Work to be completed: Please write out the listing from its start through the line with "The sliding bolt 114 is at (338, 223).", substituting "gripping slide" for "clamping slide" and keeping everything else the same.

* START Material *

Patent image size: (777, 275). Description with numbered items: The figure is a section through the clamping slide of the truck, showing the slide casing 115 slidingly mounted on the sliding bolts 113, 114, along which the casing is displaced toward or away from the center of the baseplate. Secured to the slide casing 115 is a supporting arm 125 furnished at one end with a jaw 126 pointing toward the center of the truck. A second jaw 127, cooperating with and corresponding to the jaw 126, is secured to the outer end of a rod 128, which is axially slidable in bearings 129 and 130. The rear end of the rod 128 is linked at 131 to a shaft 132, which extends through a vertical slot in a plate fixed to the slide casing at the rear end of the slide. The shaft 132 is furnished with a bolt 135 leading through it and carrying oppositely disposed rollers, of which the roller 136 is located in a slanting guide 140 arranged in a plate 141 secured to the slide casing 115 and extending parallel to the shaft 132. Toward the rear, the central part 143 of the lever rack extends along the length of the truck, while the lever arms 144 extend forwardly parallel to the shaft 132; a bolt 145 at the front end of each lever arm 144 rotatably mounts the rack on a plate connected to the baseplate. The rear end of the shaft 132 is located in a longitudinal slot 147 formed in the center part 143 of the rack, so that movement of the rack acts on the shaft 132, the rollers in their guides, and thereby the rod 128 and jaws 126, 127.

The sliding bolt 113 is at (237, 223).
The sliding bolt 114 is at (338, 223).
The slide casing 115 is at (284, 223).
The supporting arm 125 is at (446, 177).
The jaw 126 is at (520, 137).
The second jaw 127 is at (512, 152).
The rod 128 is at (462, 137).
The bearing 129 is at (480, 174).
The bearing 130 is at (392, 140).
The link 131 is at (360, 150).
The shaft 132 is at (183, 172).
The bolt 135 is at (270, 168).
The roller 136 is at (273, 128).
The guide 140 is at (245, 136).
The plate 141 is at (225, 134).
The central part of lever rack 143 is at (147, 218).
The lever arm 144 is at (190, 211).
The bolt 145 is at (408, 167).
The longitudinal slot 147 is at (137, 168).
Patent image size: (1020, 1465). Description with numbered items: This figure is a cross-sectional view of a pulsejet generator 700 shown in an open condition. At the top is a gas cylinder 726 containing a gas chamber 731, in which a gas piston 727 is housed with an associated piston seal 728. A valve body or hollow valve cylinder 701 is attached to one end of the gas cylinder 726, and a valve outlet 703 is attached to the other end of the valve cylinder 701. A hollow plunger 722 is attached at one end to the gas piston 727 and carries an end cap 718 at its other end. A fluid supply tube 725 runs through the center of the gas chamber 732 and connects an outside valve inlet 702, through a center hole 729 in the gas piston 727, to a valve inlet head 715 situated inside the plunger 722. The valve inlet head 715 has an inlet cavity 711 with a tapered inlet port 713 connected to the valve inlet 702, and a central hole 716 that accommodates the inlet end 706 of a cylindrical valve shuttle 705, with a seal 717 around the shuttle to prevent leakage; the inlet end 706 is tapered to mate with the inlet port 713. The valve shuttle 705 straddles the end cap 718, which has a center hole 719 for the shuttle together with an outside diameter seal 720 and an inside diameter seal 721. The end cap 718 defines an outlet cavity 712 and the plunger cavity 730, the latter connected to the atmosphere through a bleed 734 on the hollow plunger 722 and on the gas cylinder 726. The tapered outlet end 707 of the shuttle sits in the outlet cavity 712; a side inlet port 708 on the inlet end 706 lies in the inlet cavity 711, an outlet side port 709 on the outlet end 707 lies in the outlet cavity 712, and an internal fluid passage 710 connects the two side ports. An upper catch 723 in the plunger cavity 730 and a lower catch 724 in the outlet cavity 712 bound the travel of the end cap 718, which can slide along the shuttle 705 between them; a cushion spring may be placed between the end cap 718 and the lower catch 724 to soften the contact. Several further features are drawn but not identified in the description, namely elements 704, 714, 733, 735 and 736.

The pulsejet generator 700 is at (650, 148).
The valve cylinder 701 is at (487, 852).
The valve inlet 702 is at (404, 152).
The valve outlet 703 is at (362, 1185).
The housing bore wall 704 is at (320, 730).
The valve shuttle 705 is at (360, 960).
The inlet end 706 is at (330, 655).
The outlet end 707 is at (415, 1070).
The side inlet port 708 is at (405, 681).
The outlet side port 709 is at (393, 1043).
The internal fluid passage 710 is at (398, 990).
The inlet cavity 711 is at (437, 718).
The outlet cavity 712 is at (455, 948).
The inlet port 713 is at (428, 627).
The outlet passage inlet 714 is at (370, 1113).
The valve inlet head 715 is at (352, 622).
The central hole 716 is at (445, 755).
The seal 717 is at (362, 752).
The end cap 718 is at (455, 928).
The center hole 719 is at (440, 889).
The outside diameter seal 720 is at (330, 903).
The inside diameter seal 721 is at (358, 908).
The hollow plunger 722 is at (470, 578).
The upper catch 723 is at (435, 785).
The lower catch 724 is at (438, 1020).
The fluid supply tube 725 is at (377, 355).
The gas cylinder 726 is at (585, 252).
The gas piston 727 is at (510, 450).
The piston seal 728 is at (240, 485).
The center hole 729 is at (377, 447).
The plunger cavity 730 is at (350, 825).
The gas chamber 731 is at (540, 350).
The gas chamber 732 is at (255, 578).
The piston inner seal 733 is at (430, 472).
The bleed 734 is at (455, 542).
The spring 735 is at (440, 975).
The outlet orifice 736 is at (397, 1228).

* END Material *

Reply:
Patent image size: (777, 275). Description with numbered items: The figure is a section through the gripping slide of the truck, showing the slide casing 115 slidingly mounted on the sliding bolts 113, 114, along which the casing is displaced toward or away from the center of the baseplate. Secured to the slide casing 115 is a supporting arm 125 furnished at one end with a jaw 126 pointing toward the center of the truck. A second jaw 127, cooperating with and corresponding to the jaw 126, is secured to the outer end of a rod 128, which is axially slidable in bearings 129 and 130. The rear end of the rod 128 is linked at 131 to a shaft 132, which extends through a vertical slot in a plate fixed to the slide casing at the rear end of the slide. The shaft 132 is furnished with a bolt 135 leading through it and carrying oppositely disposed rollers, of which the roller 136 is located in a slanting guide 140 arranged in a plate 141 secured to the slide casing 115 and extending parallel to the shaft 132. Toward the rear, the central part 143 of the lever rack extends along the length of the truck, while the lever arms 144 extend forwardly parallel to the shaft 132; a bolt 145 at the front end of each lever arm 144 rotatably mounts the rack on a plate connected to the baseplate. The rear end of the shaft 132 is located in a longitudinal slot 147 formed in the center part 143 of the rack, so that movement of the rack acts on the shaft 132, the rollers in their guides, and thereby the rod 128 and jaws 126, 127.

The sliding bolt 113 is at (237, 223).
The sliding bolt 114 is at (338, 223).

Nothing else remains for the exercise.